[Records from a data source]

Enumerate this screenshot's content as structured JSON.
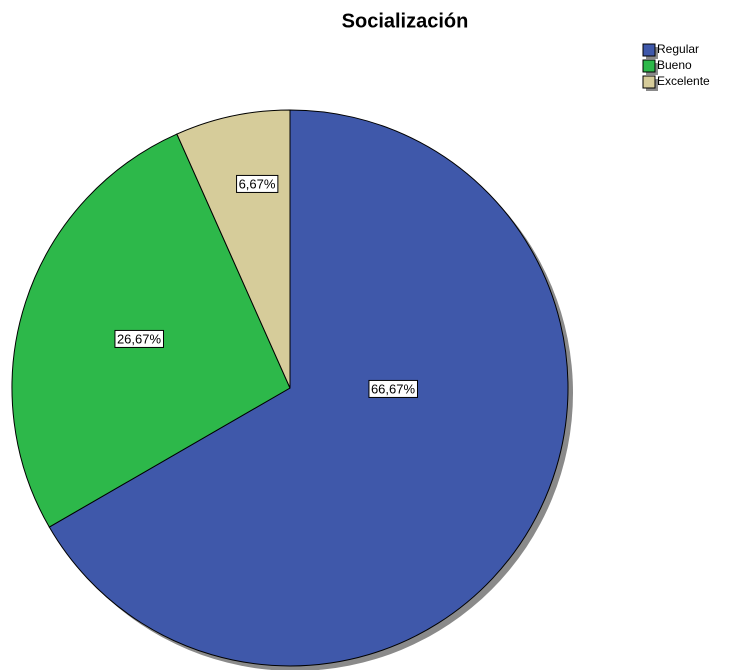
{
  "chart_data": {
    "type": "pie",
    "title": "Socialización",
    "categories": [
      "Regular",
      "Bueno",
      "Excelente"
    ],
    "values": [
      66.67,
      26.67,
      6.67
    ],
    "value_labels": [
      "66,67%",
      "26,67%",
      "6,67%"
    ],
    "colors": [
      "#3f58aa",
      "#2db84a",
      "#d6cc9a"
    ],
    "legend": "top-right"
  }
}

WHAT IS ASKED: Transcribe each line above verbatim, with the pictures left out.

SOLUTION FOR THIS TASK:
Enumerate this screenshot's content as structured JSON.
{
  "chart_data": {
    "type": "pie",
    "title": "Socialización",
    "categories": [
      "Regular",
      "Bueno",
      "Excelente"
    ],
    "values": [
      66.67,
      26.67,
      6.67
    ],
    "value_labels": [
      "66,67%",
      "26,67%",
      "6,67%"
    ],
    "colors": [
      "#3f58aa",
      "#2db84a",
      "#d6cc9a"
    ],
    "legend": "top-right"
  }
}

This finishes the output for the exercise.